Stored items

◆ ◆ ◆ ◆ ◆ ◆ ◆

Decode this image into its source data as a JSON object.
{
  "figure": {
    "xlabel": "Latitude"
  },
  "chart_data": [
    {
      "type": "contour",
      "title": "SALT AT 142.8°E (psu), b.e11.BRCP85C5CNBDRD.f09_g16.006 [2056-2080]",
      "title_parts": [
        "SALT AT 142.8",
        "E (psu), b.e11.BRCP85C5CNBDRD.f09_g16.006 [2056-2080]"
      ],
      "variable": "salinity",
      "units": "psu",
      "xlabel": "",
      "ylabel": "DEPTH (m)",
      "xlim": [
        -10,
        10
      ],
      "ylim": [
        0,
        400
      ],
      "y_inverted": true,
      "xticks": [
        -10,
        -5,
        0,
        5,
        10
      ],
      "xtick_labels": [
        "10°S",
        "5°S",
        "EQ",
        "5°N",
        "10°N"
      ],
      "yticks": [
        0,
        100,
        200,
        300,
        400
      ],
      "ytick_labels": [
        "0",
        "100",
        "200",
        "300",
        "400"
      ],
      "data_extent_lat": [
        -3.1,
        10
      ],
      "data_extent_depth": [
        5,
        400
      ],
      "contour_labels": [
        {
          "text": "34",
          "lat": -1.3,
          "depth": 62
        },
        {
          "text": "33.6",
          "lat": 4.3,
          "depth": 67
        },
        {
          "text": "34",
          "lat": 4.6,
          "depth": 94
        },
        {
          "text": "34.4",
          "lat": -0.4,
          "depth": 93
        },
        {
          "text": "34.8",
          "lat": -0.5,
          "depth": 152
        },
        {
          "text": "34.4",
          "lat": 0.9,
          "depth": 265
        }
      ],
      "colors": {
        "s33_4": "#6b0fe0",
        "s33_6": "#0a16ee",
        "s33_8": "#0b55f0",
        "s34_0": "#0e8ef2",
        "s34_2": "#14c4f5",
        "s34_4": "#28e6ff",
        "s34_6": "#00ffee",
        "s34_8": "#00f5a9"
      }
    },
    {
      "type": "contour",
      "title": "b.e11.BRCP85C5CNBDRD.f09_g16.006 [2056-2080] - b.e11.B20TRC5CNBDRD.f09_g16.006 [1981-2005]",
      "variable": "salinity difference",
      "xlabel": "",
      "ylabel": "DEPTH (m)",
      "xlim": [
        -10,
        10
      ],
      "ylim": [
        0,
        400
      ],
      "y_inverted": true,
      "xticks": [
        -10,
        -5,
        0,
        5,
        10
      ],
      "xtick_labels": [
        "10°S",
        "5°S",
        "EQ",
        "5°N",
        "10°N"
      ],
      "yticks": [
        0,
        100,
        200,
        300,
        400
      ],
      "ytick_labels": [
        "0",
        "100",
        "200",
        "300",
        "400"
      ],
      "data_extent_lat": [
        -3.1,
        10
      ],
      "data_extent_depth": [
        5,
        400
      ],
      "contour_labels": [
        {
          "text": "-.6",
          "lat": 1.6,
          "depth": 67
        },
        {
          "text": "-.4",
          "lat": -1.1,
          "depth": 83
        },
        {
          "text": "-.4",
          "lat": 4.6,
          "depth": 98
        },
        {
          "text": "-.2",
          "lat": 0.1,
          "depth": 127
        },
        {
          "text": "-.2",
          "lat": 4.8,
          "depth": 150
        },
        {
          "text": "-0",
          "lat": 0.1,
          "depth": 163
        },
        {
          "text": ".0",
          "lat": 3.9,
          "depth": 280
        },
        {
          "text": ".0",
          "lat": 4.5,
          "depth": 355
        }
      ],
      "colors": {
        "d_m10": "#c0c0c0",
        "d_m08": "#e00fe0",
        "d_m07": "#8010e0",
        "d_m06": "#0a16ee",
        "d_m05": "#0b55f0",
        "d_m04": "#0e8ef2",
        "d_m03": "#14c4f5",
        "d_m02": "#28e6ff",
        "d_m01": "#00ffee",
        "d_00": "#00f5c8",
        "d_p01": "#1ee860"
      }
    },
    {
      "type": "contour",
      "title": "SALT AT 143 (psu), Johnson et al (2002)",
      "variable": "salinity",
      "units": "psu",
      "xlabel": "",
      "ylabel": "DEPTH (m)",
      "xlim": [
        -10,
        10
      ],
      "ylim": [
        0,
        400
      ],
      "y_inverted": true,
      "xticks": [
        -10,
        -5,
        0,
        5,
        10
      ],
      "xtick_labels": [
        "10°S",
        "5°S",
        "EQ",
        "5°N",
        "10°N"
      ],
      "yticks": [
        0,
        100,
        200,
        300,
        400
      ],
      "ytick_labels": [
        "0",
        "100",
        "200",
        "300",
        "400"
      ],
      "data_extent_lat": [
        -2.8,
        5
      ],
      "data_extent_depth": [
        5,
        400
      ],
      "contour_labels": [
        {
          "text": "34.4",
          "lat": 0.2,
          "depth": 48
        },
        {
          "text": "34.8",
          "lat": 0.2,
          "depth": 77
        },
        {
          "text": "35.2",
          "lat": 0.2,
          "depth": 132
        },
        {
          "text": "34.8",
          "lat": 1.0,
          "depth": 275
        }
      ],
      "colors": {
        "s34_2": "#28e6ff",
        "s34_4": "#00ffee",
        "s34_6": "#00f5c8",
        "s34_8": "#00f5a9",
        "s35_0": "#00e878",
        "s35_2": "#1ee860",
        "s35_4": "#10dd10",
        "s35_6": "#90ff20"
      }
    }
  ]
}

◆ ◆ ◆ ◆ ◆ ◆ ◆

▶ What the exercise asks: Return every record above exactly as it appears.

▶ Expected answer:
Decode this image into its source data as a JSON object.
{
  "figure": {
    "xlabel": "Latitude"
  },
  "chart_data": [
    {
      "type": "contour",
      "title": "SALT AT 142.8°E (psu), b.e11.BRCP85C5CNBDRD.f09_g16.006 [2056-2080]",
      "title_parts": [
        "SALT AT 142.8",
        "E (psu), b.e11.BRCP85C5CNBDRD.f09_g16.006 [2056-2080]"
      ],
      "variable": "salinity",
      "units": "psu",
      "xlabel": "",
      "ylabel": "DEPTH (m)",
      "xlim": [
        -10,
        10
      ],
      "ylim": [
        0,
        400
      ],
      "y_inverted": true,
      "xticks": [
        -10,
        -5,
        0,
        5,
        10
      ],
      "xtick_labels": [
        "10°S",
        "5°S",
        "EQ",
        "5°N",
        "10°N"
      ],
      "yticks": [
        0,
        100,
        200,
        300,
        400
      ],
      "ytick_labels": [
        "0",
        "100",
        "200",
        "300",
        "400"
      ],
      "data_extent_lat": [
        -3.1,
        10
      ],
      "data_extent_depth": [
        5,
        400
      ],
      "contour_labels": [
        {
          "text": "34",
          "lat": -1.3,
          "depth": 62
        },
        {
          "text": "33.6",
          "lat": 4.3,
          "depth": 67
        },
        {
          "text": "34",
          "lat": 4.6,
          "depth": 94
        },
        {
          "text": "34.4",
          "lat": -0.4,
          "depth": 93
        },
        {
          "text": "34.8",
          "lat": -0.5,
          "depth": 152
        },
        {
          "text": "34.4",
          "lat": 0.9,
          "depth": 265
        }
      ],
      "colors": {
        "s33_4": "#6b0fe0",
        "s33_6": "#0a16ee",
        "s33_8": "#0b55f0",
        "s34_0": "#0e8ef2",
        "s34_2": "#14c4f5",
        "s34_4": "#28e6ff",
        "s34_6": "#00ffee",
        "s34_8": "#00f5a9"
      }
    },
    {
      "type": "contour",
      "title": "b.e11.BRCP85C5CNBDRD.f09_g16.006 [2056-2080] - b.e11.B20TRC5CNBDRD.f09_g16.006 [1981-2005]",
      "variable": "salinity difference",
      "xlabel": "",
      "ylabel": "DEPTH (m)",
      "xlim": [
        -10,
        10
      ],
      "ylim": [
        0,
        400
      ],
      "y_inverted": true,
      "xticks": [
        -10,
        -5,
        0,
        5,
        10
      ],
      "xtick_labels": [
        "10°S",
        "5°S",
        "EQ",
        "5°N",
        "10°N"
      ],
      "yticks": [
        0,
        100,
        200,
        300,
        400
      ],
      "ytick_labels": [
        "0",
        "100",
        "200",
        "300",
        "400"
      ],
      "data_extent_lat": [
        -3.1,
        10
      ],
      "data_extent_depth": [
        5,
        400
      ],
      "contour_labels": [
        {
          "text": "-.6",
          "lat": 1.6,
          "depth": 67
        },
        {
          "text": "-.4",
          "lat": -1.1,
          "depth": 83
        },
        {
          "text": "-.4",
          "lat": 4.6,
          "depth": 98
        },
        {
          "text": "-.2",
          "lat": 0.1,
          "depth": 127
        },
        {
          "text": "-.2",
          "lat": 4.8,
          "depth": 150
        },
        {
          "text": "-0",
          "lat": 0.1,
          "depth": 163
        },
        {
          "text": ".0",
          "lat": 3.9,
          "depth": 280
        },
        {
          "text": ".0",
          "lat": 4.5,
          "depth": 355
        }
      ],
      "colors": {
        "d_m10": "#c0c0c0",
        "d_m08": "#e00fe0",
        "d_m07": "#8010e0",
        "d_m06": "#0a16ee",
        "d_m05": "#0b55f0",
        "d_m04": "#0e8ef2",
        "d_m03": "#14c4f5",
        "d_m02": "#28e6ff",
        "d_m01": "#00ffee",
        "d_00": "#00f5c8",
        "d_p01": "#1ee860"
      }
    },
    {
      "type": "contour",
      "title": "SALT AT 143 (psu), Johnson et al (2002)",
      "variable": "salinity",
      "units": "psu",
      "xlabel": "",
      "ylabel": "DEPTH (m)",
      "xlim": [
        -10,
        10
      ],
      "ylim": [
        0,
        400
      ],
      "y_inverted": true,
      "xticks": [
        -10,
        -5,
        0,
        5,
        10
      ],
      "xtick_labels": [
        "10°S",
        "5°S",
        "EQ",
        "5°N",
        "10°N"
      ],
      "yticks": [
        0,
        100,
        200,
        300,
        400
      ],
      "ytick_labels": [
        "0",
        "100",
        "200",
        "300",
        "400"
      ],
      "data_extent_lat": [
        -2.8,
        5
      ],
      "data_extent_depth": [
        5,
        400
      ],
      "contour_labels": [
        {
          "text": "34.4",
          "lat": 0.2,
          "depth": 48
        },
        {
          "text": "34.8",
          "lat": 0.2,
          "depth": 77
        },
        {
          "text": "35.2",
          "lat": 0.2,
          "depth": 132
        },
        {
          "text": "34.8",
          "lat": 1.0,
          "depth": 275
        }
      ],
      "colors": {
        "s34_2": "#28e6ff",
        "s34_4": "#00ffee",
        "s34_6": "#00f5c8",
        "s34_8": "#00f5a9",
        "s35_0": "#00e878",
        "s35_2": "#1ee860",
        "s35_4": "#10dd10",
        "s35_6": "#90ff20"
      }
    }
  ]
}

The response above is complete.